▶ **Goal**: In the entries that follow, count each line containing "change" and state the total, nothing more.

::::

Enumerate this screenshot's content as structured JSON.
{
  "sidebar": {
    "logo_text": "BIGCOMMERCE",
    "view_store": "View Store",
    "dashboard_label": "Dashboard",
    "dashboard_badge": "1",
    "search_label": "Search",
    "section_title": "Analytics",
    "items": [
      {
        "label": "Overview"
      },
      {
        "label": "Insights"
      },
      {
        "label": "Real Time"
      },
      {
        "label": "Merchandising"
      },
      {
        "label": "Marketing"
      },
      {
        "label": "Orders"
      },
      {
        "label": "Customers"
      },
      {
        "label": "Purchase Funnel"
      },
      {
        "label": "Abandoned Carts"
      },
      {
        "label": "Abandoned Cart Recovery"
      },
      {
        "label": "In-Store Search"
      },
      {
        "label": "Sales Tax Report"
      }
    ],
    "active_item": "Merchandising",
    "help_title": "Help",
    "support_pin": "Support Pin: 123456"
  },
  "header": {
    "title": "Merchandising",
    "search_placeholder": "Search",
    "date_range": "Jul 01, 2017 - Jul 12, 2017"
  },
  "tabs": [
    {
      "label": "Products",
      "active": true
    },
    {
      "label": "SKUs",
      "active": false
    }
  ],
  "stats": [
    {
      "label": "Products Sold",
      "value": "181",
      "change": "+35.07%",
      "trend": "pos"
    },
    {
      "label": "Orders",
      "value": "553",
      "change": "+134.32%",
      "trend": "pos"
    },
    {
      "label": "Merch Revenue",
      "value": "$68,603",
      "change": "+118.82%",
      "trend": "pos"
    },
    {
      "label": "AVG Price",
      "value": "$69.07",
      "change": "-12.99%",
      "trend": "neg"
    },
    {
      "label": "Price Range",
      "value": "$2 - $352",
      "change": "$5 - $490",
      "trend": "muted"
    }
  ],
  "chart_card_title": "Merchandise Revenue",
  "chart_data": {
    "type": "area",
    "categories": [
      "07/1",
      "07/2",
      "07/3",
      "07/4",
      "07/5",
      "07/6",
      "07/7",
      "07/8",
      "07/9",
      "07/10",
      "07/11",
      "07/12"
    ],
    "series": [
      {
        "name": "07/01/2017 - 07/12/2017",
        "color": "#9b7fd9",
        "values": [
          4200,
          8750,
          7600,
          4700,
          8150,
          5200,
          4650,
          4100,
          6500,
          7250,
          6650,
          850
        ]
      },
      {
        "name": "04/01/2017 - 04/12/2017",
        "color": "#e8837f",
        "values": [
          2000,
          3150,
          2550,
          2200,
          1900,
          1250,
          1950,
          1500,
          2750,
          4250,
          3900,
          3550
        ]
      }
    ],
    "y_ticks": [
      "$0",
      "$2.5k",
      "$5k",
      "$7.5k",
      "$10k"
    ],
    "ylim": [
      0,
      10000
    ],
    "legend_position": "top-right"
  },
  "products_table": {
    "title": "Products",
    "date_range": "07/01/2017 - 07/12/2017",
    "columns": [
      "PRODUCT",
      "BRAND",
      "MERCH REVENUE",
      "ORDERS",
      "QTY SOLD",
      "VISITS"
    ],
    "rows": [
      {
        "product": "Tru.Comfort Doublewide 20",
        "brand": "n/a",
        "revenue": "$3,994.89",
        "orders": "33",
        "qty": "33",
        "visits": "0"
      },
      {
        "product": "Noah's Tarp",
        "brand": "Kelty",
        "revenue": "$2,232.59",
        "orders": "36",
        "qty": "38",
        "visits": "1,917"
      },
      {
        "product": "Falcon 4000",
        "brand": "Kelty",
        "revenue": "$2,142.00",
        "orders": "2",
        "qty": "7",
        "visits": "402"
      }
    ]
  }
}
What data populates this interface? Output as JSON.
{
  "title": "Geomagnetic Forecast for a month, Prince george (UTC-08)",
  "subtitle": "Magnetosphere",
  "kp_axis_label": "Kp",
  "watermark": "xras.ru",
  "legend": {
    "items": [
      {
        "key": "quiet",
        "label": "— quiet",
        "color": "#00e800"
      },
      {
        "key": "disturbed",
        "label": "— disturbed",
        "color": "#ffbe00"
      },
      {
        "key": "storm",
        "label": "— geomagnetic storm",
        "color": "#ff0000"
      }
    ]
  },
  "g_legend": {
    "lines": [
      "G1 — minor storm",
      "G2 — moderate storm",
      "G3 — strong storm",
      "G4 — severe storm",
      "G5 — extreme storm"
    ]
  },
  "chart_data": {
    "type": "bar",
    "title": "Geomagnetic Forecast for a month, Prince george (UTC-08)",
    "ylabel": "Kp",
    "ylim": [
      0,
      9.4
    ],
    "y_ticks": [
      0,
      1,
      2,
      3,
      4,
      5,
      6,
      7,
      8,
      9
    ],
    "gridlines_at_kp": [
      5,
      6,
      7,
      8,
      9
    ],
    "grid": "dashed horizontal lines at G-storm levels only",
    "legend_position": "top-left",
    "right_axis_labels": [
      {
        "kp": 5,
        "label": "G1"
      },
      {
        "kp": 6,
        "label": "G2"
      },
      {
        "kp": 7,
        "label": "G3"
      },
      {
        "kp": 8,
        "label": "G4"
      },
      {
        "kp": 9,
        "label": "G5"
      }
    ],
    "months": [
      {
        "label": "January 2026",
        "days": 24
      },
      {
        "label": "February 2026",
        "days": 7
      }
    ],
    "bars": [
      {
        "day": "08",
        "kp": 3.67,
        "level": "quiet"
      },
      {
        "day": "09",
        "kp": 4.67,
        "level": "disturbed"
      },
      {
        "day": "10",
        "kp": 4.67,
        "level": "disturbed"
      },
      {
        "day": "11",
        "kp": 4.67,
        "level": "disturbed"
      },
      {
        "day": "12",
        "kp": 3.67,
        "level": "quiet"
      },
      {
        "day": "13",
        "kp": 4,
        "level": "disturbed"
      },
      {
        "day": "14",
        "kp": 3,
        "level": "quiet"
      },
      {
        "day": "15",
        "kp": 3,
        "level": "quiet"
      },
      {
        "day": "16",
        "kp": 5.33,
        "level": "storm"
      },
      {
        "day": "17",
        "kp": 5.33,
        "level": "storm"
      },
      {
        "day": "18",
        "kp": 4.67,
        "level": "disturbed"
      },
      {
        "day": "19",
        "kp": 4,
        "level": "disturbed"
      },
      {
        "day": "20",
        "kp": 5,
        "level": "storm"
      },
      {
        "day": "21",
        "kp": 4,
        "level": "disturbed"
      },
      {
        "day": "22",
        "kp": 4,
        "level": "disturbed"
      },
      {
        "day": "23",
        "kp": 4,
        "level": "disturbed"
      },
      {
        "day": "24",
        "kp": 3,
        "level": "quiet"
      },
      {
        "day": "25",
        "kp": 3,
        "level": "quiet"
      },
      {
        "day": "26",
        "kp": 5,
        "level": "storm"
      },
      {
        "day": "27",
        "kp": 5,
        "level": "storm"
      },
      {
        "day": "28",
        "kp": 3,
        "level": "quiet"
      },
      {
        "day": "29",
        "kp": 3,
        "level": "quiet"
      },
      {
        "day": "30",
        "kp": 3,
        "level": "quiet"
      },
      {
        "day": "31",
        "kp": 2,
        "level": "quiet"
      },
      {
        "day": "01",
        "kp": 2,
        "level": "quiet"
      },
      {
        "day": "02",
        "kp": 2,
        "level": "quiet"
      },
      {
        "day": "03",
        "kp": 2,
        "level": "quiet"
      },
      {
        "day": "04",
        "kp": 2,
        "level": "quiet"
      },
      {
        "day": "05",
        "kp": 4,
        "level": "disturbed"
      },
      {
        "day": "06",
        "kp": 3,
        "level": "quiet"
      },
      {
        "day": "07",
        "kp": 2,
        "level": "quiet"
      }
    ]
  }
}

::::

▶ **Worked answer**: 5